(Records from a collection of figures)
* * * * *

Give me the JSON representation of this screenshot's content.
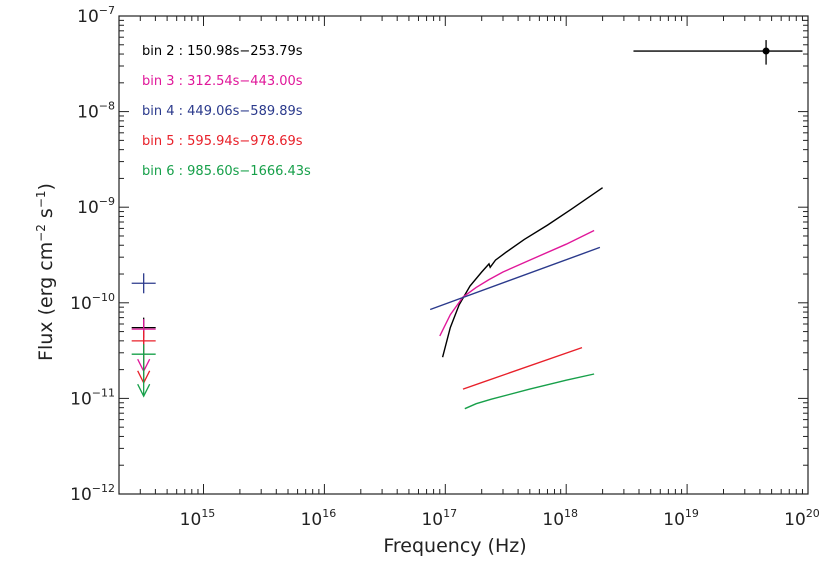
{
  "chart_data": {
    "type": "line",
    "xscale": "log",
    "yscale": "log",
    "xlim": [
      200000000000000.0,
      1e+20
    ],
    "ylim": [
      1e-12,
      1e-07
    ],
    "xlabel": "Frequency (Hz)",
    "ylabel": "Flux (erg cm⁻² s⁻¹)",
    "ylabel_parts": {
      "pre": "Flux (erg cm",
      "e1": "−2",
      "mid": " s",
      "e2": "−1",
      "post": ")"
    },
    "grid": false,
    "legend_position": "top-left",
    "x_ticks": [
      {
        "value": 1000000000000000.0,
        "base": "10",
        "exp": "15"
      },
      {
        "value": 1e+16,
        "base": "10",
        "exp": "16"
      },
      {
        "value": 1e+17,
        "base": "10",
        "exp": "17"
      },
      {
        "value": 1e+18,
        "base": "10",
        "exp": "18"
      },
      {
        "value": 1e+19,
        "base": "10",
        "exp": "19"
      },
      {
        "value": 1e+20,
        "base": "10",
        "exp": "20"
      }
    ],
    "y_ticks": [
      {
        "value": 1e-12,
        "base": "10",
        "exp": "−12"
      },
      {
        "value": 1e-11,
        "base": "10",
        "exp": "−11"
      },
      {
        "value": 1e-10,
        "base": "10",
        "exp": "−10"
      },
      {
        "value": 1e-09,
        "base": "10",
        "exp": "−9"
      },
      {
        "value": 1e-08,
        "base": "10",
        "exp": "−8"
      },
      {
        "value": 1e-07,
        "base": "10",
        "exp": "−7"
      }
    ],
    "legend": [
      {
        "label": "bin 2 : 150.98s−253.79s",
        "color": "#000000"
      },
      {
        "label": "bin 3 : 312.54s−443.00s",
        "color": "#e0189a"
      },
      {
        "label": "bin 4 : 449.06s−589.89s",
        "color": "#2b3a8c"
      },
      {
        "label": "bin 5 : 595.94s−978.69s",
        "color": "#e8202a"
      },
      {
        "label": "bin 6 : 985.60s−1666.43s",
        "color": "#17a04a"
      }
    ],
    "series": [
      {
        "color": "#000000",
        "x": [
          9.5e+16,
          1.1e+17,
          1.3e+17,
          1.6e+17,
          2e+17,
          2.3e+17,
          2.35e+17,
          2.6e+17,
          3.2e+17,
          4.5e+17,
          7e+17,
          1.1e+18,
          2e+18
        ],
        "y": [
          2.7e-11,
          5.5e-11,
          9.5e-11,
          1.5e-10,
          2.1e-10,
          2.55e-10,
          2.35e-10,
          2.8e-10,
          3.4e-10,
          4.6e-10,
          6.5e-10,
          9.5e-10,
          1.6e-09
        ]
      },
      {
        "color": "#e0189a",
        "x": [
          9e+16,
          1.1e+17,
          1.4e+17,
          1.8e+17,
          2.3e+17,
          3e+17,
          5e+17,
          1e+18,
          1.7e+18
        ],
        "y": [
          4.5e-11,
          7.5e-11,
          1.15e-10,
          1.45e-10,
          1.75e-10,
          2.1e-10,
          2.8e-10,
          4.1e-10,
          5.7e-10
        ]
      },
      {
        "color": "#2b3a8c",
        "x": [
          7.5e+16,
          1.9e+18
        ],
        "y": [
          8.5e-11,
          3.8e-10
        ]
      },
      {
        "color": "#e8202a",
        "x": [
          1.4e+17,
          1.35e+18
        ],
        "y": [
          1.25e-11,
          3.4e-11
        ]
      },
      {
        "color": "#17a04a",
        "x": [
          1.45e+17,
          1.8e+17,
          2.4e+17,
          5e+17,
          1e+18,
          1.7e+18
        ],
        "y": [
          7.8e-12,
          8.8e-12,
          9.8e-12,
          1.25e-11,
          1.55e-11,
          1.8e-11
        ]
      }
    ],
    "uv_points": [
      {
        "color": "#2b3a8c",
        "x": 320000000000000.0,
        "y": 1.6e-10,
        "upper_limit": false
      },
      {
        "color": "#000000",
        "x": 320000000000000.0,
        "y": 5.5e-11,
        "upper_limit": false
      },
      {
        "color": "#e0189a",
        "x": 320000000000000.0,
        "y": 5.3e-11,
        "upper_limit": true
      },
      {
        "color": "#e8202a",
        "x": 320000000000000.0,
        "y": 4e-11,
        "upper_limit": true
      },
      {
        "color": "#17a04a",
        "x": 320000000000000.0,
        "y": 2.9e-11,
        "upper_limit": true
      }
    ],
    "xray_point": {
      "color": "#000000",
      "x": 4.5e+19,
      "y": 4.3e-08,
      "x_err": [
        3.6e+18,
        9e+19
      ],
      "y_err": [
        3.1e-08,
        5.6e-08
      ]
    }
  }
}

* * * * *

Without the pictures, output the full listing exactly as it stands.

Give me the JSON representation of this screenshot's content.
{
  "chart_data": {
    "type": "line",
    "xscale": "log",
    "yscale": "log",
    "xlim": [
      200000000000000.0,
      1e+20
    ],
    "ylim": [
      1e-12,
      1e-07
    ],
    "xlabel": "Frequency (Hz)",
    "ylabel": "Flux (erg cm⁻² s⁻¹)",
    "ylabel_parts": {
      "pre": "Flux (erg cm",
      "e1": "−2",
      "mid": " s",
      "e2": "−1",
      "post": ")"
    },
    "grid": false,
    "legend_position": "top-left",
    "x_ticks": [
      {
        "value": 1000000000000000.0,
        "base": "10",
        "exp": "15"
      },
      {
        "value": 1e+16,
        "base": "10",
        "exp": "16"
      },
      {
        "value": 1e+17,
        "base": "10",
        "exp": "17"
      },
      {
        "value": 1e+18,
        "base": "10",
        "exp": "18"
      },
      {
        "value": 1e+19,
        "base": "10",
        "exp": "19"
      },
      {
        "value": 1e+20,
        "base": "10",
        "exp": "20"
      }
    ],
    "y_ticks": [
      {
        "value": 1e-12,
        "base": "10",
        "exp": "−12"
      },
      {
        "value": 1e-11,
        "base": "10",
        "exp": "−11"
      },
      {
        "value": 1e-10,
        "base": "10",
        "exp": "−10"
      },
      {
        "value": 1e-09,
        "base": "10",
        "exp": "−9"
      },
      {
        "value": 1e-08,
        "base": "10",
        "exp": "−8"
      },
      {
        "value": 1e-07,
        "base": "10",
        "exp": "−7"
      }
    ],
    "legend": [
      {
        "label": "bin 2 : 150.98s−253.79s",
        "color": "#000000"
      },
      {
        "label": "bin 3 : 312.54s−443.00s",
        "color": "#e0189a"
      },
      {
        "label": "bin 4 : 449.06s−589.89s",
        "color": "#2b3a8c"
      },
      {
        "label": "bin 5 : 595.94s−978.69s",
        "color": "#e8202a"
      },
      {
        "label": "bin 6 : 985.60s−1666.43s",
        "color": "#17a04a"
      }
    ],
    "series": [
      {
        "color": "#000000",
        "x": [
          9.5e+16,
          1.1e+17,
          1.3e+17,
          1.6e+17,
          2e+17,
          2.3e+17,
          2.35e+17,
          2.6e+17,
          3.2e+17,
          4.5e+17,
          7e+17,
          1.1e+18,
          2e+18
        ],
        "y": [
          2.7e-11,
          5.5e-11,
          9.5e-11,
          1.5e-10,
          2.1e-10,
          2.55e-10,
          2.35e-10,
          2.8e-10,
          3.4e-10,
          4.6e-10,
          6.5e-10,
          9.5e-10,
          1.6e-09
        ]
      },
      {
        "color": "#e0189a",
        "x": [
          9e+16,
          1.1e+17,
          1.4e+17,
          1.8e+17,
          2.3e+17,
          3e+17,
          5e+17,
          1e+18,
          1.7e+18
        ],
        "y": [
          4.5e-11,
          7.5e-11,
          1.15e-10,
          1.45e-10,
          1.75e-10,
          2.1e-10,
          2.8e-10,
          4.1e-10,
          5.7e-10
        ]
      },
      {
        "color": "#2b3a8c",
        "x": [
          7.5e+16,
          1.9e+18
        ],
        "y": [
          8.5e-11,
          3.8e-10
        ]
      },
      {
        "color": "#e8202a",
        "x": [
          1.4e+17,
          1.35e+18
        ],
        "y": [
          1.25e-11,
          3.4e-11
        ]
      },
      {
        "color": "#17a04a",
        "x": [
          1.45e+17,
          1.8e+17,
          2.4e+17,
          5e+17,
          1e+18,
          1.7e+18
        ],
        "y": [
          7.8e-12,
          8.8e-12,
          9.8e-12,
          1.25e-11,
          1.55e-11,
          1.8e-11
        ]
      }
    ],
    "uv_points": [
      {
        "color": "#2b3a8c",
        "x": 320000000000000.0,
        "y": 1.6e-10,
        "upper_limit": false
      },
      {
        "color": "#000000",
        "x": 320000000000000.0,
        "y": 5.5e-11,
        "upper_limit": false
      },
      {
        "color": "#e0189a",
        "x": 320000000000000.0,
        "y": 5.3e-11,
        "upper_limit": true
      },
      {
        "color": "#e8202a",
        "x": 320000000000000.0,
        "y": 4e-11,
        "upper_limit": true
      },
      {
        "color": "#17a04a",
        "x": 320000000000000.0,
        "y": 2.9e-11,
        "upper_limit": true
      }
    ],
    "xray_point": {
      "color": "#000000",
      "x": 4.5e+19,
      "y": 4.3e-08,
      "x_err": [
        3.6e+18,
        9e+19
      ],
      "y_err": [
        3.1e-08,
        5.6e-08
      ]
    }
  }
}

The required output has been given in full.